**Makale**
== == ==

Ancak halk kitlelerinin korku ve endişeden kaynaklı muhalif olma, uyanma özelliği yaygın ve de hızlı bir durum değildir; belki tam tersi, korkudan dolayı sinme- pısma- sindirilme özelliği daha yaygındır. Peki, (toplumsal değişimin yavaş seyredeceği realitesiyle düşünüldüğünde) kısa sayılabilecek bir süreçte insanlar neden desteğini çekmeye başladı? Ve neden bu korku, sinmeye değil de tepkiye dönüştü? Aslında Türkiye’de, kokteyl problemler diyebileceğimiz veya domino taşı etkisiyle oluşan silsileli problemler diyebileceğimiz bir durum oluştu. Zannediyorum ilk taşı deviren ve diğer durumları da görünür hale getiren tetikleyici etken- sebep ekonomik kriz oldu. Alparslan Kuytul Hocamızın, henüz böyle bir kriz yokken, çok vurgulu ve de açık bir üslupla dile getirdiği ‘bu halk cebine dokunulmadıkça uyanmayacak! Kuyrukları gören halk desteğini çekecektir! ’ sözleri, pratik anlamda yaşanmaya başlandı. Hani bir insana bir konuda kızdığınızda onun daha önceki hataları da aklınıza üşüşür ya. İşte olan durum buna benziyor. Yani ekonomik kriz, adalet krizini, siyasilerin israfla dolu lüks yaşantısını, ehliyet ve liyakat ölçütüyle değil de akrabalık ve yandaşlık ölçütüyle koltukların istila edilmesi durumunu, iktidarı uyaran- uyarmayan tüm İslami kesime dönük baskı ve alttan alta yok etme projelerini görünür hale getirmeye başladı. On binlerce insanın hapishanelere doldurulmasıyla yüzbinlerce insan etkilendi. Ancak bu etkilenme efsunlanan halkı ve dahi din sosuyla (dinin kendisiyle değil. Çünkü dinin kendisi afyon değil katalizördür) afyonlanan halkı ‘ne oluyoruz; nereye götürülüyoruz’ diyerek titretip kendine getirmedi. Ancak ekonomik kriz, tanzim kuyrukları, anormal fiyat artışları, milyonlarca insanı, hızlı sayılabilecek bir süre içerisinde etkiledi ve ilk taşın devrilmesini sağlayan etken- sebep, ekonomi oldu.

== == ==

**Veri alıntıları**

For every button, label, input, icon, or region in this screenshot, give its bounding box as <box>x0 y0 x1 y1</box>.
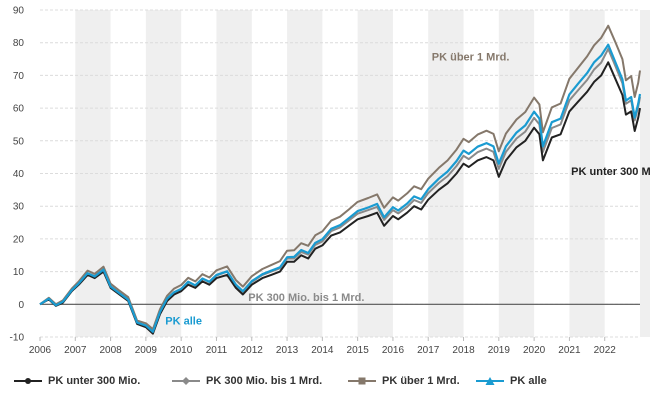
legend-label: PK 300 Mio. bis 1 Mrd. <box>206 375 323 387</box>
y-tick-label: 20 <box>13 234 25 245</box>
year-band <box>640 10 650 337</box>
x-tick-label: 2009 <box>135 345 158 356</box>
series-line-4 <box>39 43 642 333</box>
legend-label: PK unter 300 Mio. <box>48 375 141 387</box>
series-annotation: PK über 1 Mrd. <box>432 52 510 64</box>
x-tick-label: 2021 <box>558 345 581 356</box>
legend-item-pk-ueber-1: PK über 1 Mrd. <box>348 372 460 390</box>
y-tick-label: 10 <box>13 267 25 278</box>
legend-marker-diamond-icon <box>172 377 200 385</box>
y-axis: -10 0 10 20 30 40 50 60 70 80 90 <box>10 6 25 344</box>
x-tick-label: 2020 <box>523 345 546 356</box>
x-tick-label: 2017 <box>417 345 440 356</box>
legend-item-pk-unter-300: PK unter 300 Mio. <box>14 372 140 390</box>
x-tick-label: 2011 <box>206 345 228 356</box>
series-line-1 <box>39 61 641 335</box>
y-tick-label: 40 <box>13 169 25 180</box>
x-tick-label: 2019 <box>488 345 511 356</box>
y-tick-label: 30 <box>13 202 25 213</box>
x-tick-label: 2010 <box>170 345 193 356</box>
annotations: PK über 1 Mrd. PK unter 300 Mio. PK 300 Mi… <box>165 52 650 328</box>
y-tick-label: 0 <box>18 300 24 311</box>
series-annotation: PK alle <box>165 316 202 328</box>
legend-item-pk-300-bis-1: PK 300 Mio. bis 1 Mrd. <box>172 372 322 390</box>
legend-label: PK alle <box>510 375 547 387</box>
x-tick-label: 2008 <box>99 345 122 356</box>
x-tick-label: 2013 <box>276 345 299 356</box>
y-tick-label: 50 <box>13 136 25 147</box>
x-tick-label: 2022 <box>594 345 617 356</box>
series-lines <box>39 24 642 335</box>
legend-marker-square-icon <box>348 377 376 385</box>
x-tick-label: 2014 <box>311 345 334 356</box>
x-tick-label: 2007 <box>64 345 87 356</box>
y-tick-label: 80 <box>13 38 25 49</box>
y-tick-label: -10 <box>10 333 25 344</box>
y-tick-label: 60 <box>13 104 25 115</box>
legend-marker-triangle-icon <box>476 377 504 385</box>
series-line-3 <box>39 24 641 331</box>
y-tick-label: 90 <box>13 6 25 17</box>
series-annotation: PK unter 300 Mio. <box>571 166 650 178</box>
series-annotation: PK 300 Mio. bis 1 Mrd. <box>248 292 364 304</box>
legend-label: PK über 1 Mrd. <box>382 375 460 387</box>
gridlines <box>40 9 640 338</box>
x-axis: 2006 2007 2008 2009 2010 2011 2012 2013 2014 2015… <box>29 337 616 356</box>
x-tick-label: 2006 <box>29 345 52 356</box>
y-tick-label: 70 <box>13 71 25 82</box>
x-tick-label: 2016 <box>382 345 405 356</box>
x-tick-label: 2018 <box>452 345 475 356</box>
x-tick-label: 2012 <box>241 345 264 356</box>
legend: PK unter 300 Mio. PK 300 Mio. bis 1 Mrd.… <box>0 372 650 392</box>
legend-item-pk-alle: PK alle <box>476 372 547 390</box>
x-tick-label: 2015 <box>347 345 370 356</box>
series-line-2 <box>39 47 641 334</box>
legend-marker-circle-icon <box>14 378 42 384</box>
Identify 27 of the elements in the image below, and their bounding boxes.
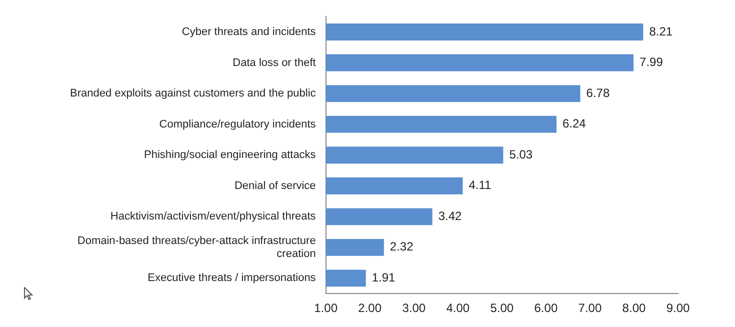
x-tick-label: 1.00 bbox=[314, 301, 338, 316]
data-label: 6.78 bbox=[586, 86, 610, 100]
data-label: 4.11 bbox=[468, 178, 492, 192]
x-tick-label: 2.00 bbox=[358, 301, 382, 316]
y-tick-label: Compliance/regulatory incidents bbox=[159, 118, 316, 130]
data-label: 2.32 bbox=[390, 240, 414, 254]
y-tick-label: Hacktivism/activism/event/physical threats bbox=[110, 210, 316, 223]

== == ==

**Yapılacaklar**
[a] Makaleye göre ilk taşı deviren etkenin ekonomi olmasının nedeni nedir? Bir ila üç cümleyle açıklayın.
[b] Kayıtlarda "x-tick-label: 1.00 bbox=[314, 301, 338, 316]" bulunan satırdan kayıtların sonuna kadar olan satırları, "data-label" ifadesini "value-label" ile değiştirerek yeniden yazın. Geri kalan her şey aynı kalsın.

**Tam yanıtlar**
[a] Ekonomik kriz, tanzim kuyrukları ve anormal fiyat artışları milyonlarca insanı hızlı sayılabilecek bir süre içinde etkiledi. On binlerce insanın hapishanelere doldurulması ise yüzbinlerce insanı etkilemesine rağmen halkı kendine getirmedi. Bu yüzden ilk taşı deviren etken ekonomi oldu.

[b]
x-tick-label: 1.00 bbox=[314, 301, 338, 316]
value-label: 6.78 bbox=[586, 86, 610, 100]
value-label: 4.11 bbox=[468, 178, 492, 192]
x-tick-label: 2.00 bbox=[358, 301, 382, 316]
y-tick-label: Compliance/regulatory incidents bbox=[159, 118, 316, 130]
value-label: 2.32 bbox=[390, 240, 414, 254]
y-tick-label: Hacktivism/activism/event/physical threats bbox=[110, 210, 316, 223]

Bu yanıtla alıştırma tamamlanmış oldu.